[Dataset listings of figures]
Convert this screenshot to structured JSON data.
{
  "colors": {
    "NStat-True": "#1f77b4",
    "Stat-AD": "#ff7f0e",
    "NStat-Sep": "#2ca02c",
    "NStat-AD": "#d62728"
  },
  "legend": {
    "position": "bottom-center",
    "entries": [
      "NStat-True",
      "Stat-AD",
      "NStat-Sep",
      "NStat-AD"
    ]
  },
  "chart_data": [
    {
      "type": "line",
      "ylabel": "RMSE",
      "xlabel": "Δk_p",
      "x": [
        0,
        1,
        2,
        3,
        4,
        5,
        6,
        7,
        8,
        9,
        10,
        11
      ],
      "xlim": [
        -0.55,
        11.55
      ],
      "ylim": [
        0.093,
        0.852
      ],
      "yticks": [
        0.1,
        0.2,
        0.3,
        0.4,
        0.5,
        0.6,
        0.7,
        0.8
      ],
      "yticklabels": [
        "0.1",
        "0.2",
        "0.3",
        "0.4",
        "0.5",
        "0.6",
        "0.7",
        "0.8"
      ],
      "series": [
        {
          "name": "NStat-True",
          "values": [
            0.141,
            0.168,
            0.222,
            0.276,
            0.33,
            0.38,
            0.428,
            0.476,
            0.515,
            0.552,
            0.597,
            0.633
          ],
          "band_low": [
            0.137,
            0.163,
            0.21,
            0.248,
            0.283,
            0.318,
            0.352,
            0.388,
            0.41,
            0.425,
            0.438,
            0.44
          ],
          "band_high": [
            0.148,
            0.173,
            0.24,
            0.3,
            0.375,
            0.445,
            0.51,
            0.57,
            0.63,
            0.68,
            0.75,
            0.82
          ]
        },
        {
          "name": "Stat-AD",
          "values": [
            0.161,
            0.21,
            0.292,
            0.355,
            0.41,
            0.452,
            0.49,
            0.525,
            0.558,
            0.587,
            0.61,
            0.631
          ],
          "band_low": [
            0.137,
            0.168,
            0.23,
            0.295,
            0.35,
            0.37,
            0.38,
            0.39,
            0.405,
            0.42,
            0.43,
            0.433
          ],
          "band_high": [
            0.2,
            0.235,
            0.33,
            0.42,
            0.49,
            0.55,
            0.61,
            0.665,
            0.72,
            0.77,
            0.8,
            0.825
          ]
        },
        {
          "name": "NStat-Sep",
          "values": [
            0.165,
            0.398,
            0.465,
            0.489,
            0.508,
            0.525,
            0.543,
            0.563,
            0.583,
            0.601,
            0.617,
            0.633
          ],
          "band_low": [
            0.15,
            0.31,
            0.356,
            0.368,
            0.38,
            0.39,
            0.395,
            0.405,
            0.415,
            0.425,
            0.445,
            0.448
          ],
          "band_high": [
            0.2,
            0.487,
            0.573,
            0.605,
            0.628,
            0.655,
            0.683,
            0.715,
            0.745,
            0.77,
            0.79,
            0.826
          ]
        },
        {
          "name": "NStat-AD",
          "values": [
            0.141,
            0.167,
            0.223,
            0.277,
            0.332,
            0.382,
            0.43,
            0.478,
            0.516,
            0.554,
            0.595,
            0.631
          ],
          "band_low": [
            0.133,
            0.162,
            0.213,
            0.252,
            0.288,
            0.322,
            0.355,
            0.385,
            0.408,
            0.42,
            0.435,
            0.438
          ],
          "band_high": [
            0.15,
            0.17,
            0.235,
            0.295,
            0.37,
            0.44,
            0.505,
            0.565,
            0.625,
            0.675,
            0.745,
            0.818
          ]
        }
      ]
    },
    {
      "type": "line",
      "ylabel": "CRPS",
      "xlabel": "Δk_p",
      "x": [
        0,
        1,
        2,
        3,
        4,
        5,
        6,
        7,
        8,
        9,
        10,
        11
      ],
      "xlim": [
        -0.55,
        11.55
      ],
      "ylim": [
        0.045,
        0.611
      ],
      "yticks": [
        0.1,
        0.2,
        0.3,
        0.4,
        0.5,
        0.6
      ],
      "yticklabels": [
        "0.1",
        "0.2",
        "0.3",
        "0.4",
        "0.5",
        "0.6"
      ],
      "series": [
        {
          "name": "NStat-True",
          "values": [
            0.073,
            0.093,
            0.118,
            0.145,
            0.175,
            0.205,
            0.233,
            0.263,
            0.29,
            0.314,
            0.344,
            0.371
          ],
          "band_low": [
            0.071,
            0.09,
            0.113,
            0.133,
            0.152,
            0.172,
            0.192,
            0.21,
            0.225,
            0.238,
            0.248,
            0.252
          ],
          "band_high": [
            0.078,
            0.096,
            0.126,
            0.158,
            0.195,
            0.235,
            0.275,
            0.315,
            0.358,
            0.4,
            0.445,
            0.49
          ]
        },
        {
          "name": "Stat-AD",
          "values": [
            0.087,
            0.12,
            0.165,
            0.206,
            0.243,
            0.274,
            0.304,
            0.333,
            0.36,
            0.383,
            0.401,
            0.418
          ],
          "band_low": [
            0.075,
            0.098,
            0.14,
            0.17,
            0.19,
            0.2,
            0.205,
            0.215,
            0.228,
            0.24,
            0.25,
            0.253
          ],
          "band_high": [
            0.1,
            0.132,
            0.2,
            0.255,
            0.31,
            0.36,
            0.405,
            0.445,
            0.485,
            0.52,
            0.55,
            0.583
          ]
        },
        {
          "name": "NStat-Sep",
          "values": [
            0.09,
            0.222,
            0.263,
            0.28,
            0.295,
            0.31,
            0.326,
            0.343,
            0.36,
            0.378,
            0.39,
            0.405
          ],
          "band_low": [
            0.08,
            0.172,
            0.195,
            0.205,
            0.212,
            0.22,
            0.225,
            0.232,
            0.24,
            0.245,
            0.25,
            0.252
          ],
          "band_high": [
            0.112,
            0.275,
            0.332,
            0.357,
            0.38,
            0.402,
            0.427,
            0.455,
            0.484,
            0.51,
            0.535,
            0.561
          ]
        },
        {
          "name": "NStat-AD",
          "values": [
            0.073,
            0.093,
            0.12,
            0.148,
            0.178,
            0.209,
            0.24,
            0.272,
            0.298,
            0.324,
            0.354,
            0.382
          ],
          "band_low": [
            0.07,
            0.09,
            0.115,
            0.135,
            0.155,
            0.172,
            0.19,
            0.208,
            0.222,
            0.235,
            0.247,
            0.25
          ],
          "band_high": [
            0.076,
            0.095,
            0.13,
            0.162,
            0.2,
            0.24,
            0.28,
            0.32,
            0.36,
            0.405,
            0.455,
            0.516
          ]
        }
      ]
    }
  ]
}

▶ _Aim_:
The entries above should be repeated exactly, every one of them.

▶ _Full output_:
Convert this screenshot to structured JSON data.
{
  "colors": {
    "NStat-True": "#1f77b4",
    "Stat-AD": "#ff7f0e",
    "NStat-Sep": "#2ca02c",
    "NStat-AD": "#d62728"
  },
  "legend": {
    "position": "bottom-center",
    "entries": [
      "NStat-True",
      "Stat-AD",
      "NStat-Sep",
      "NStat-AD"
    ]
  },
  "chart_data": [
    {
      "type": "line",
      "ylabel": "RMSE",
      "xlabel": "Δk_p",
      "x": [
        0,
        1,
        2,
        3,
        4,
        5,
        6,
        7,
        8,
        9,
        10,
        11
      ],
      "xlim": [
        -0.55,
        11.55
      ],
      "ylim": [
        0.093,
        0.852
      ],
      "yticks": [
        0.1,
        0.2,
        0.3,
        0.4,
        0.5,
        0.6,
        0.7,
        0.8
      ],
      "yticklabels": [
        "0.1",
        "0.2",
        "0.3",
        "0.4",
        "0.5",
        "0.6",
        "0.7",
        "0.8"
      ],
      "series": [
        {
          "name": "NStat-True",
          "values": [
            0.141,
            0.168,
            0.222,
            0.276,
            0.33,
            0.38,
            0.428,
            0.476,
            0.515,
            0.552,
            0.597,
            0.633
          ],
          "band_low": [
            0.137,
            0.163,
            0.21,
            0.248,
            0.283,
            0.318,
            0.352,
            0.388,
            0.41,
            0.425,
            0.438,
            0.44
          ],
          "band_high": [
            0.148,
            0.173,
            0.24,
            0.3,
            0.375,
            0.445,
            0.51,
            0.57,
            0.63,
            0.68,
            0.75,
            0.82
          ]
        },
        {
          "name": "Stat-AD",
          "values": [
            0.161,
            0.21,
            0.292,
            0.355,
            0.41,
            0.452,
            0.49,
            0.525,
            0.558,
            0.587,
            0.61,
            0.631
          ],
          "band_low": [
            0.137,
            0.168,
            0.23,
            0.295,
            0.35,
            0.37,
            0.38,
            0.39,
            0.405,
            0.42,
            0.43,
            0.433
          ],
          "band_high": [
            0.2,
            0.235,
            0.33,
            0.42,
            0.49,
            0.55,
            0.61,
            0.665,
            0.72,
            0.77,
            0.8,
            0.825
          ]
        },
        {
          "name": "NStat-Sep",
          "values": [
            0.165,
            0.398,
            0.465,
            0.489,
            0.508,
            0.525,
            0.543,
            0.563,
            0.583,
            0.601,
            0.617,
            0.633
          ],
          "band_low": [
            0.15,
            0.31,
            0.356,
            0.368,
            0.38,
            0.39,
            0.395,
            0.405,
            0.415,
            0.425,
            0.445,
            0.448
          ],
          "band_high": [
            0.2,
            0.487,
            0.573,
            0.605,
            0.628,
            0.655,
            0.683,
            0.715,
            0.745,
            0.77,
            0.79,
            0.826
          ]
        },
        {
          "name": "NStat-AD",
          "values": [
            0.141,
            0.167,
            0.223,
            0.277,
            0.332,
            0.382,
            0.43,
            0.478,
            0.516,
            0.554,
            0.595,
            0.631
          ],
          "band_low": [
            0.133,
            0.162,
            0.213,
            0.252,
            0.288,
            0.322,
            0.355,
            0.385,
            0.408,
            0.42,
            0.435,
            0.438
          ],
          "band_high": [
            0.15,
            0.17,
            0.235,
            0.295,
            0.37,
            0.44,
            0.505,
            0.565,
            0.625,
            0.675,
            0.745,
            0.818
          ]
        }
      ]
    },
    {
      "type": "line",
      "ylabel": "CRPS",
      "xlabel": "Δk_p",
      "x": [
        0,
        1,
        2,
        3,
        4,
        5,
        6,
        7,
        8,
        9,
        10,
        11
      ],
      "xlim": [
        -0.55,
        11.55
      ],
      "ylim": [
        0.045,
        0.611
      ],
      "yticks": [
        0.1,
        0.2,
        0.3,
        0.4,
        0.5,
        0.6
      ],
      "yticklabels": [
        "0.1",
        "0.2",
        "0.3",
        "0.4",
        "0.5",
        "0.6"
      ],
      "series": [
        {
          "name": "NStat-True",
          "values": [
            0.073,
            0.093,
            0.118,
            0.145,
            0.175,
            0.205,
            0.233,
            0.263,
            0.29,
            0.314,
            0.344,
            0.371
          ],
          "band_low": [
            0.071,
            0.09,
            0.113,
            0.133,
            0.152,
            0.172,
            0.192,
            0.21,
            0.225,
            0.238,
            0.248,
            0.252
          ],
          "band_high": [
            0.078,
            0.096,
            0.126,
            0.158,
            0.195,
            0.235,
            0.275,
            0.315,
            0.358,
            0.4,
            0.445,
            0.49
          ]
        },
        {
          "name": "Stat-AD",
          "values": [
            0.087,
            0.12,
            0.165,
            0.206,
            0.243,
            0.274,
            0.304,
            0.333,
            0.36,
            0.383,
            0.401,
            0.418
          ],
          "band_low": [
            0.075,
            0.098,
            0.14,
            0.17,
            0.19,
            0.2,
            0.205,
            0.215,
            0.228,
            0.24,
            0.25,
            0.253
          ],
          "band_high": [
            0.1,
            0.132,
            0.2,
            0.255,
            0.31,
            0.36,
            0.405,
            0.445,
            0.485,
            0.52,
            0.55,
            0.583
          ]
        },
        {
          "name": "NStat-Sep",
          "values": [
            0.09,
            0.222,
            0.263,
            0.28,
            0.295,
            0.31,
            0.326,
            0.343,
            0.36,
            0.378,
            0.39,
            0.405
          ],
          "band_low": [
            0.08,
            0.172,
            0.195,
            0.205,
            0.212,
            0.22,
            0.225,
            0.232,
            0.24,
            0.245,
            0.25,
            0.252
          ],
          "band_high": [
            0.112,
            0.275,
            0.332,
            0.357,
            0.38,
            0.402,
            0.427,
            0.455,
            0.484,
            0.51,
            0.535,
            0.561
          ]
        },
        {
          "name": "NStat-AD",
          "values": [
            0.073,
            0.093,
            0.12,
            0.148,
            0.178,
            0.209,
            0.24,
            0.272,
            0.298,
            0.324,
            0.354,
            0.382
          ],
          "band_low": [
            0.07,
            0.09,
            0.115,
            0.135,
            0.155,
            0.172,
            0.19,
            0.208,
            0.222,
            0.235,
            0.247,
            0.25
          ],
          "band_high": [
            0.076,
            0.095,
            0.13,
            0.162,
            0.2,
            0.24,
            0.28,
            0.32,
            0.36,
            0.405,
            0.455,
            0.516
          ]
        }
      ]
    }
  ]
}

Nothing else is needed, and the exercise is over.